■ **Given task**: Select and copy out every line in the records containing "What".

..............................

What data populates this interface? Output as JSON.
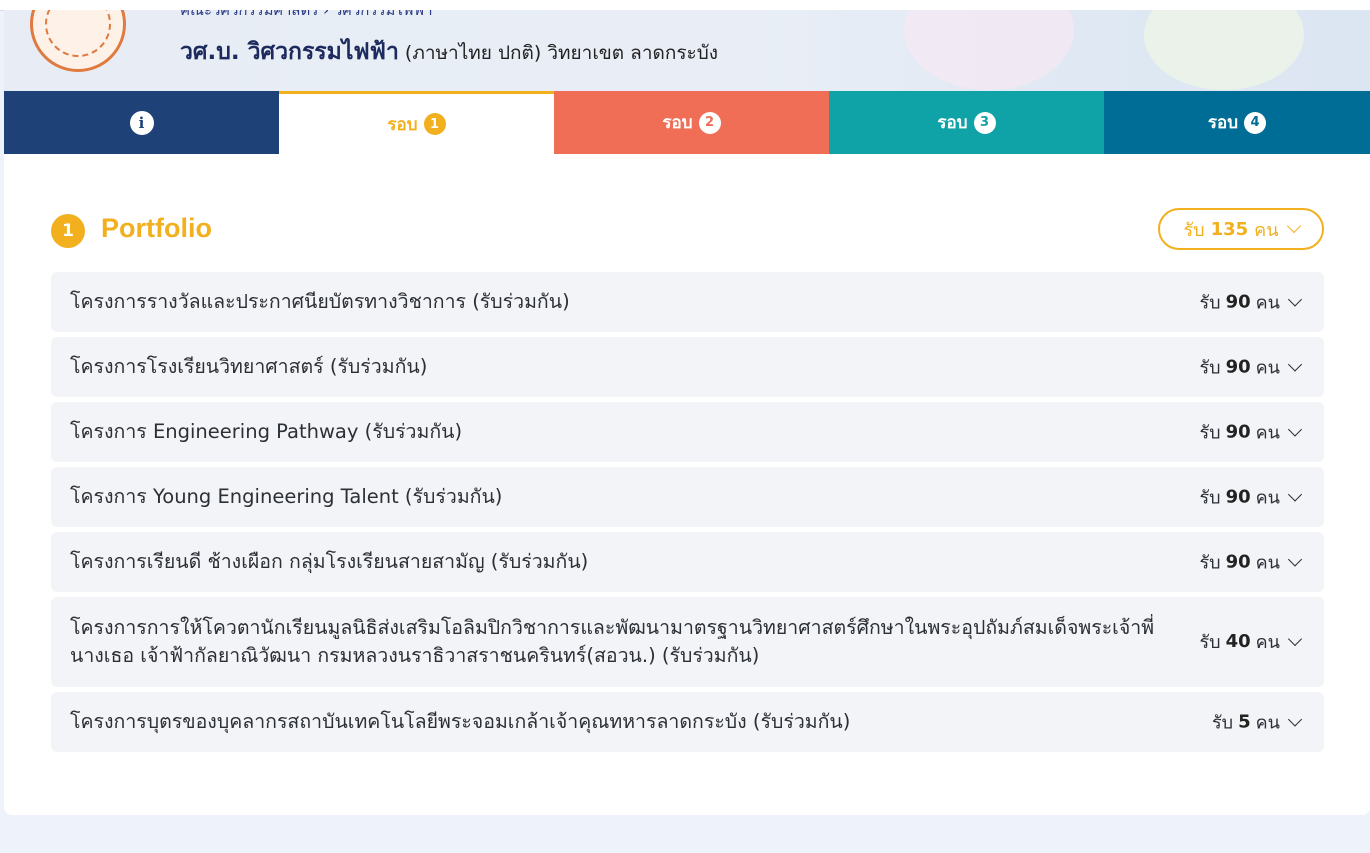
{
  "header": {
    "breadcrumb": "คณะวิศวกรรมศาสตร์ › วิศวกรรมไฟฟ้า",
    "program_bold": "วศ.บ. วิศวกรรมไฟฟ้า",
    "program_rest": " (ภาษาไทย ปกติ) วิทยาเขต ลาดกระบัง"
  },
  "tabs": [
    {
      "label": "",
      "icon": "info-icon"
    },
    {
      "label": "รอบ",
      "num": "1"
    },
    {
      "label": "รอบ",
      "num": "2"
    },
    {
      "label": "รอบ",
      "num": "3"
    },
    {
      "label": "รอบ",
      "num": "4"
    }
  ],
  "section": {
    "number": "1",
    "title": "Portfolio",
    "accept_prefix": "รับ",
    "accept_count": "135",
    "accept_suffix": "คน"
  },
  "projects": [
    {
      "name": "โครงการรางวัลและประกาศนียบัตรทางวิชาการ (รับร่วมกัน)",
      "prefix": "รับ",
      "count": "90",
      "suffix": "คน"
    },
    {
      "name": "โครงการโรงเรียนวิทยาศาสตร์ (รับร่วมกัน)",
      "prefix": "รับ",
      "count": "90",
      "suffix": "คน"
    },
    {
      "name": "โครงการ Engineering Pathway (รับร่วมกัน)",
      "prefix": "รับ",
      "count": "90",
      "suffix": "คน"
    },
    {
      "name": "โครงการ Young Engineering Talent (รับร่วมกัน)",
      "prefix": "รับ",
      "count": "90",
      "suffix": "คน"
    },
    {
      "name": "โครงการเรียนดี ช้างเผือก กลุ่มโรงเรียนสายสามัญ (รับร่วมกัน)",
      "prefix": "รับ",
      "count": "90",
      "suffix": "คน"
    },
    {
      "name": "โครงการการให้โควตานักเรียนมูลนิธิส่งเสริมโอลิมปิกวิชาการและพัฒนามาตรฐานวิทยาศาสตร์ศึกษาในพระอุปถัมภ์สมเด็จพระเจ้าพี่นางเธอ เจ้าฟ้ากัลยาณิวัฒนา กรมหลวงนราธิวาสราชนครินทร์(สอวน.) (รับร่วมกัน)",
      "prefix": "รับ",
      "count": "40",
      "suffix": "คน"
    },
    {
      "name": "โครงการบุตรของบุคลากรสถาบันเทคโนโลยีพระจอมเกล้าเจ้าคุณทหารลาดกระบัง (รับร่วมกัน)",
      "prefix": "รับ",
      "count": "5",
      "suffix": "คน"
    }
  ],
  "colors": {
    "info": "#1e4178",
    "round1": "#f2b01e",
    "round2": "#f06e56",
    "round3": "#0fa3a7",
    "round4": "#006d96"
  }
}
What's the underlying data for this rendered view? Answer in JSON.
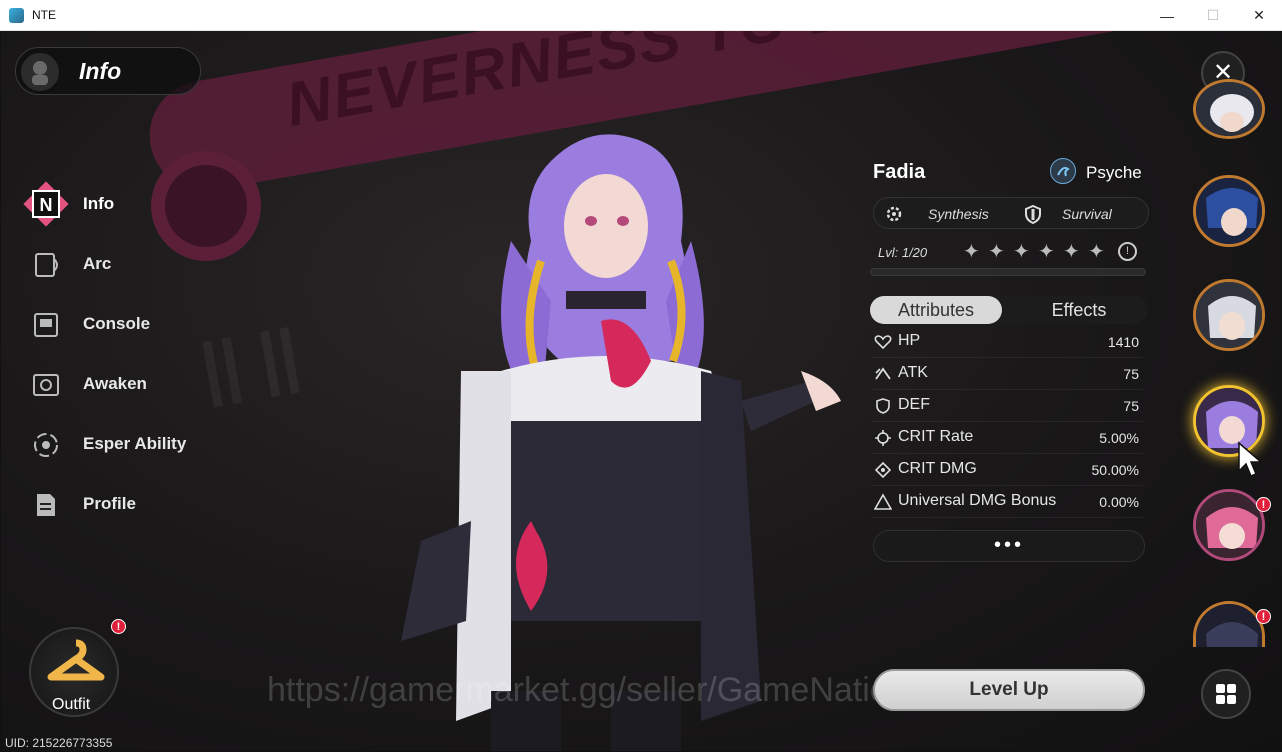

..............................

■ **Exercise answer**:
What data populates this interface? Output as JSON.
What's the underlying data for this rendered view? Answer in JSON.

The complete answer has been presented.